→ Given exercise:
All entries are to be given again verbatim.

⟨

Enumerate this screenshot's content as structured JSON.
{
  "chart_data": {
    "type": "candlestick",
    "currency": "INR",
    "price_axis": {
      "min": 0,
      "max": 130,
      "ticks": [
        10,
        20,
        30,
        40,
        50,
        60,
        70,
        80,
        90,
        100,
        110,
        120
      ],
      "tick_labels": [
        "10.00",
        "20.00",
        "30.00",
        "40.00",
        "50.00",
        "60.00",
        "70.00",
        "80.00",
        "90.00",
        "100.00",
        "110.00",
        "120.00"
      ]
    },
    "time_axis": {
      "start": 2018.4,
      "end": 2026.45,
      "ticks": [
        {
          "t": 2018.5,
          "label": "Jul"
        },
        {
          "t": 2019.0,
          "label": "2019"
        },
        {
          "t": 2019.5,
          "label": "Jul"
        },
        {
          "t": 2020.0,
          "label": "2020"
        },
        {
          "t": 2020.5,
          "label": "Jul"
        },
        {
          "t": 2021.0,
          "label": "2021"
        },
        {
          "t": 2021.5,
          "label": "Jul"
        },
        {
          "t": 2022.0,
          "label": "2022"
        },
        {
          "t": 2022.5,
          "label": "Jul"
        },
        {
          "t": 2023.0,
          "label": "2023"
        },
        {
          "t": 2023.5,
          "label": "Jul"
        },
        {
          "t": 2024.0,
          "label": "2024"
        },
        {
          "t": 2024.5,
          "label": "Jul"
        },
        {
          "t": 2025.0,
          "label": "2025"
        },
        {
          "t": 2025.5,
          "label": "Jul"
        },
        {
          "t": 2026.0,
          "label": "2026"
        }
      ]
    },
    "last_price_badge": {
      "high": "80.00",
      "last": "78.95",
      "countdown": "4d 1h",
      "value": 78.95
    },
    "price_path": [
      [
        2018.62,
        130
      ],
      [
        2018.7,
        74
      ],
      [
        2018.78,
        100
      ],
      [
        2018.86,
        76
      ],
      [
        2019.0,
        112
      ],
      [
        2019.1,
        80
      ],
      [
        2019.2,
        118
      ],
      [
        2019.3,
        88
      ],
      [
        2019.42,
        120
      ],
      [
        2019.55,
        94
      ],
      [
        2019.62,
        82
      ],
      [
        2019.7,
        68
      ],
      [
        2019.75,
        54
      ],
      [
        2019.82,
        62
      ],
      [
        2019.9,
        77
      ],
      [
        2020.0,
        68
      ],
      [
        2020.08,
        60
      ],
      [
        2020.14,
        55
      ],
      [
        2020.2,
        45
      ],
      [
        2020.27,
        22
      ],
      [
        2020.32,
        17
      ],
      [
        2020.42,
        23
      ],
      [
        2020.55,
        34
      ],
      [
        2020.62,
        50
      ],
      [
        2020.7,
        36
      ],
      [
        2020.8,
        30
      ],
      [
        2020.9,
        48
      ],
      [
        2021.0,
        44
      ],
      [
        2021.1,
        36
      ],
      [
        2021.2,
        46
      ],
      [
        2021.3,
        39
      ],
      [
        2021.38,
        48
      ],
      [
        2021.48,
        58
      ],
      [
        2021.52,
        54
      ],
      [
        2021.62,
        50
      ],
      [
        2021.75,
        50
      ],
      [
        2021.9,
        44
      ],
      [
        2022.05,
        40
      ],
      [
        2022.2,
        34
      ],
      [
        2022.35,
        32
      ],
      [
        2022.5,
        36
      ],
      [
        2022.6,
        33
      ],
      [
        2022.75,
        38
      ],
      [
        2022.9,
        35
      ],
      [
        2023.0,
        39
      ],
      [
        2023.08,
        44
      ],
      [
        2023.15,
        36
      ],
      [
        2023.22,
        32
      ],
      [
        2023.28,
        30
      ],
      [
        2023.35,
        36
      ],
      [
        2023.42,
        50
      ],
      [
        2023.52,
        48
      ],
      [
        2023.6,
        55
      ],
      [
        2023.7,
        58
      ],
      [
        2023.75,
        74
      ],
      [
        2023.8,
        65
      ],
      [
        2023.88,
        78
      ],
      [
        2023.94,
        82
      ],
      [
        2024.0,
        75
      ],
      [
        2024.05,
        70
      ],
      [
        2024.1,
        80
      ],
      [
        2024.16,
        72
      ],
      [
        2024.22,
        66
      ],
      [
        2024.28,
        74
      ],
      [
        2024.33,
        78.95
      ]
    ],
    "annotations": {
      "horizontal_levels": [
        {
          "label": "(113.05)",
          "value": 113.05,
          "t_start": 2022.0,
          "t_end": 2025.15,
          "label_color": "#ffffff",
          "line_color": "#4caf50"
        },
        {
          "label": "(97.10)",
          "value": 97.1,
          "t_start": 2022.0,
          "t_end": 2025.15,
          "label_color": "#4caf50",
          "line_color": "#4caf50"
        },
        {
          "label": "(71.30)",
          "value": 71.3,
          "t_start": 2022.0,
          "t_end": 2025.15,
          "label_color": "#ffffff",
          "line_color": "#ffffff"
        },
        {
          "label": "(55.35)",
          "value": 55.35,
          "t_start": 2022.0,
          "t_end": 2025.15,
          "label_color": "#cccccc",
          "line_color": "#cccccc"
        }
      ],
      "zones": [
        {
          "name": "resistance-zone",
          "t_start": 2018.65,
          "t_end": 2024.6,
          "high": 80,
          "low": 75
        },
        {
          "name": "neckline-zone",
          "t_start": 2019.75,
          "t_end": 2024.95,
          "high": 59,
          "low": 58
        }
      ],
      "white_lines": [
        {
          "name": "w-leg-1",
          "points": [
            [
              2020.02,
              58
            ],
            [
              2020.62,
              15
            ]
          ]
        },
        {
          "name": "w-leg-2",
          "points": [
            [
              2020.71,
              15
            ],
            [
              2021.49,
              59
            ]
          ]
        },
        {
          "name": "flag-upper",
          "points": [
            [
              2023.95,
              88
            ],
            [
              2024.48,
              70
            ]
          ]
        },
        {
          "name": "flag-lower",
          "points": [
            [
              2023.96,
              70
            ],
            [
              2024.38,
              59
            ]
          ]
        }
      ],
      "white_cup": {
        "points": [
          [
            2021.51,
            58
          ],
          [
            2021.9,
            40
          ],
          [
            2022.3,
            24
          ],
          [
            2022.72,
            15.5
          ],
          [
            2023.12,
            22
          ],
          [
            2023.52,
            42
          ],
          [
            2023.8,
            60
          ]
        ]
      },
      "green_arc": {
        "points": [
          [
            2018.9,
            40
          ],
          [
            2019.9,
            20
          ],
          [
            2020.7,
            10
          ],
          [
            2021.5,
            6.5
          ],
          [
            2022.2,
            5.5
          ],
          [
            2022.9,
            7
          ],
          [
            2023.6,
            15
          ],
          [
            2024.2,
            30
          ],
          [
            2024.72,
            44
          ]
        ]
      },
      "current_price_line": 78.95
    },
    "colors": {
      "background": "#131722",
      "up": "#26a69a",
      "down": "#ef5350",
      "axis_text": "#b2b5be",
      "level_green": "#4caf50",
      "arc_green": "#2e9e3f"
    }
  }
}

⟩

→ Completed task:
Enumerate this screenshot's content as structured JSON.
{
  "chart_data": {
    "type": "candlestick",
    "currency": "INR",
    "price_axis": {
      "min": 0,
      "max": 130,
      "ticks": [
        10,
        20,
        30,
        40,
        50,
        60,
        70,
        80,
        90,
        100,
        110,
        120
      ],
      "tick_labels": [
        "10.00",
        "20.00",
        "30.00",
        "40.00",
        "50.00",
        "60.00",
        "70.00",
        "80.00",
        "90.00",
        "100.00",
        "110.00",
        "120.00"
      ]
    },
    "time_axis": {
      "start": 2018.4,
      "end": 2026.45,
      "ticks": [
        {
          "t": 2018.5,
          "label": "Jul"
        },
        {
          "t": 2019.0,
          "label": "2019"
        },
        {
          "t": 2019.5,
          "label": "Jul"
        },
        {
          "t": 2020.0,
          "label": "2020"
        },
        {
          "t": 2020.5,
          "label": "Jul"
        },
        {
          "t": 2021.0,
          "label": "2021"
        },
        {
          "t": 2021.5,
          "label": "Jul"
        },
        {
          "t": 2022.0,
          "label": "2022"
        },
        {
          "t": 2022.5,
          "label": "Jul"
        },
        {
          "t": 2023.0,
          "label": "2023"
        },
        {
          "t": 2023.5,
          "label": "Jul"
        },
        {
          "t": 2024.0,
          "label": "2024"
        },
        {
          "t": 2024.5,
          "label": "Jul"
        },
        {
          "t": 2025.0,
          "label": "2025"
        },
        {
          "t": 2025.5,
          "label": "Jul"
        },
        {
          "t": 2026.0,
          "label": "2026"
        }
      ]
    },
    "last_price_badge": {
      "high": "80.00",
      "last": "78.95",
      "countdown": "4d 1h",
      "value": 78.95
    },
    "price_path": [
      [
        2018.62,
        130
      ],
      [
        2018.7,
        74
      ],
      [
        2018.78,
        100
      ],
      [
        2018.86,
        76
      ],
      [
        2019.0,
        112
      ],
      [
        2019.1,
        80
      ],
      [
        2019.2,
        118
      ],
      [
        2019.3,
        88
      ],
      [
        2019.42,
        120
      ],
      [
        2019.55,
        94
      ],
      [
        2019.62,
        82
      ],
      [
        2019.7,
        68
      ],
      [
        2019.75,
        54
      ],
      [
        2019.82,
        62
      ],
      [
        2019.9,
        77
      ],
      [
        2020.0,
        68
      ],
      [
        2020.08,
        60
      ],
      [
        2020.14,
        55
      ],
      [
        2020.2,
        45
      ],
      [
        2020.27,
        22
      ],
      [
        2020.32,
        17
      ],
      [
        2020.42,
        23
      ],
      [
        2020.55,
        34
      ],
      [
        2020.62,
        50
      ],
      [
        2020.7,
        36
      ],
      [
        2020.8,
        30
      ],
      [
        2020.9,
        48
      ],
      [
        2021.0,
        44
      ],
      [
        2021.1,
        36
      ],
      [
        2021.2,
        46
      ],
      [
        2021.3,
        39
      ],
      [
        2021.38,
        48
      ],
      [
        2021.48,
        58
      ],
      [
        2021.52,
        54
      ],
      [
        2021.62,
        50
      ],
      [
        2021.75,
        50
      ],
      [
        2021.9,
        44
      ],
      [
        2022.05,
        40
      ],
      [
        2022.2,
        34
      ],
      [
        2022.35,
        32
      ],
      [
        2022.5,
        36
      ],
      [
        2022.6,
        33
      ],
      [
        2022.75,
        38
      ],
      [
        2022.9,
        35
      ],
      [
        2023.0,
        39
      ],
      [
        2023.08,
        44
      ],
      [
        2023.15,
        36
      ],
      [
        2023.22,
        32
      ],
      [
        2023.28,
        30
      ],
      [
        2023.35,
        36
      ],
      [
        2023.42,
        50
      ],
      [
        2023.52,
        48
      ],
      [
        2023.6,
        55
      ],
      [
        2023.7,
        58
      ],
      [
        2023.75,
        74
      ],
      [
        2023.8,
        65
      ],
      [
        2023.88,
        78
      ],
      [
        2023.94,
        82
      ],
      [
        2024.0,
        75
      ],
      [
        2024.05,
        70
      ],
      [
        2024.1,
        80
      ],
      [
        2024.16,
        72
      ],
      [
        2024.22,
        66
      ],
      [
        2024.28,
        74
      ],
      [
        2024.33,
        78.95
      ]
    ],
    "annotations": {
      "horizontal_levels": [
        {
          "label": "(113.05)",
          "value": 113.05,
          "t_start": 2022.0,
          "t_end": 2025.15,
          "label_color": "#ffffff",
          "line_color": "#4caf50"
        },
        {
          "label": "(97.10)",
          "value": 97.1,
          "t_start": 2022.0,
          "t_end": 2025.15,
          "label_color": "#4caf50",
          "line_color": "#4caf50"
        },
        {
          "label": "(71.30)",
          "value": 71.3,
          "t_start": 2022.0,
          "t_end": 2025.15,
          "label_color": "#ffffff",
          "line_color": "#ffffff"
        },
        {
          "label": "(55.35)",
          "value": 55.35,
          "t_start": 2022.0,
          "t_end": 2025.15,
          "label_color": "#cccccc",
          "line_color": "#cccccc"
        }
      ],
      "zones": [
        {
          "name": "resistance-zone",
          "t_start": 2018.65,
          "t_end": 2024.6,
          "high": 80,
          "low": 75
        },
        {
          "name": "neckline-zone",
          "t_start": 2019.75,
          "t_end": 2024.95,
          "high": 59,
          "low": 58
        }
      ],
      "white_lines": [
        {
          "name": "w-leg-1",
          "points": [
            [
              2020.02,
              58
            ],
            [
              2020.62,
              15
            ]
          ]
        },
        {
          "name": "w-leg-2",
          "points": [
            [
              2020.71,
              15
            ],
            [
              2021.49,
              59
            ]
          ]
        },
        {
          "name": "flag-upper",
          "points": [
            [
              2023.95,
              88
            ],
            [
              2024.48,
              70
            ]
          ]
        },
        {
          "name": "flag-lower",
          "points": [
            [
              2023.96,
              70
            ],
            [
              2024.38,
              59
            ]
          ]
        }
      ],
      "white_cup": {
        "points": [
          [
            2021.51,
            58
          ],
          [
            2021.9,
            40
          ],
          [
            2022.3,
            24
          ],
          [
            2022.72,
            15.5
          ],
          [
            2023.12,
            22
          ],
          [
            2023.52,
            42
          ],
          [
            2023.8,
            60
          ]
        ]
      },
      "green_arc": {
        "points": [
          [
            2018.9,
            40
          ],
          [
            2019.9,
            20
          ],
          [
            2020.7,
            10
          ],
          [
            2021.5,
            6.5
          ],
          [
            2022.2,
            5.5
          ],
          [
            2022.9,
            7
          ],
          [
            2023.6,
            15
          ],
          [
            2024.2,
            30
          ],
          [
            2024.72,
            44
          ]
        ]
      },
      "current_price_line": 78.95
    },
    "colors": {
      "background": "#131722",
      "up": "#26a69a",
      "down": "#ef5350",
      "axis_text": "#b2b5be",
      "level_green": "#4caf50",
      "arc_green": "#2e9e3f"
    }
  }
}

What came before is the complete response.